Structured figure records:

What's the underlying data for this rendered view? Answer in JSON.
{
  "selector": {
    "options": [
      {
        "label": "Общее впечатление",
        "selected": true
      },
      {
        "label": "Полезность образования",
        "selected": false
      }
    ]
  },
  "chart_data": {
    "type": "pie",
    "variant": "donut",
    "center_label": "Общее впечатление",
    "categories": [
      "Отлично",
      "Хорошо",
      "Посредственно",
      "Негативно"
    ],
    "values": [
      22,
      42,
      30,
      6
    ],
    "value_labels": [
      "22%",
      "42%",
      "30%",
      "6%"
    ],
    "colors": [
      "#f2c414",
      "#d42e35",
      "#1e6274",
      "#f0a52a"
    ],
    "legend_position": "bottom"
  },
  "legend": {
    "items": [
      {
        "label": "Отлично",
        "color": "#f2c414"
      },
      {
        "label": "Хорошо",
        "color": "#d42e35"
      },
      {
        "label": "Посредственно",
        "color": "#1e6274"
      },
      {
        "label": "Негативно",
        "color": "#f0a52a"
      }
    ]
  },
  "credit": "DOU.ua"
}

Goal of the exercise:
Reproduce the full listing exactly.

Exercise solution:
What's the underlying data for this rendered view? Answer in JSON.
{
  "selector": {
    "options": [
      {
        "label": "Общее впечатление",
        "selected": true
      },
      {
        "label": "Полезность образования",
        "selected": false
      }
    ]
  },
  "chart_data": {
    "type": "pie",
    "variant": "donut",
    "center_label": "Общее впечатление",
    "categories": [
      "Отлично",
      "Хорошо",
      "Посредственно",
      "Негативно"
    ],
    "values": [
      22,
      42,
      30,
      6
    ],
    "value_labels": [
      "22%",
      "42%",
      "30%",
      "6%"
    ],
    "colors": [
      "#f2c414",
      "#d42e35",
      "#1e6274",
      "#f0a52a"
    ],
    "legend_position": "bottom"
  },
  "legend": {
    "items": [
      {
        "label": "Отлично",
        "color": "#f2c414"
      },
      {
        "label": "Хорошо",
        "color": "#d42e35"
      },
      {
        "label": "Посредственно",
        "color": "#1e6274"
      },
      {
        "label": "Негативно",
        "color": "#f0a52a"
      }
    ]
  },
  "credit": "DOU.ua"
}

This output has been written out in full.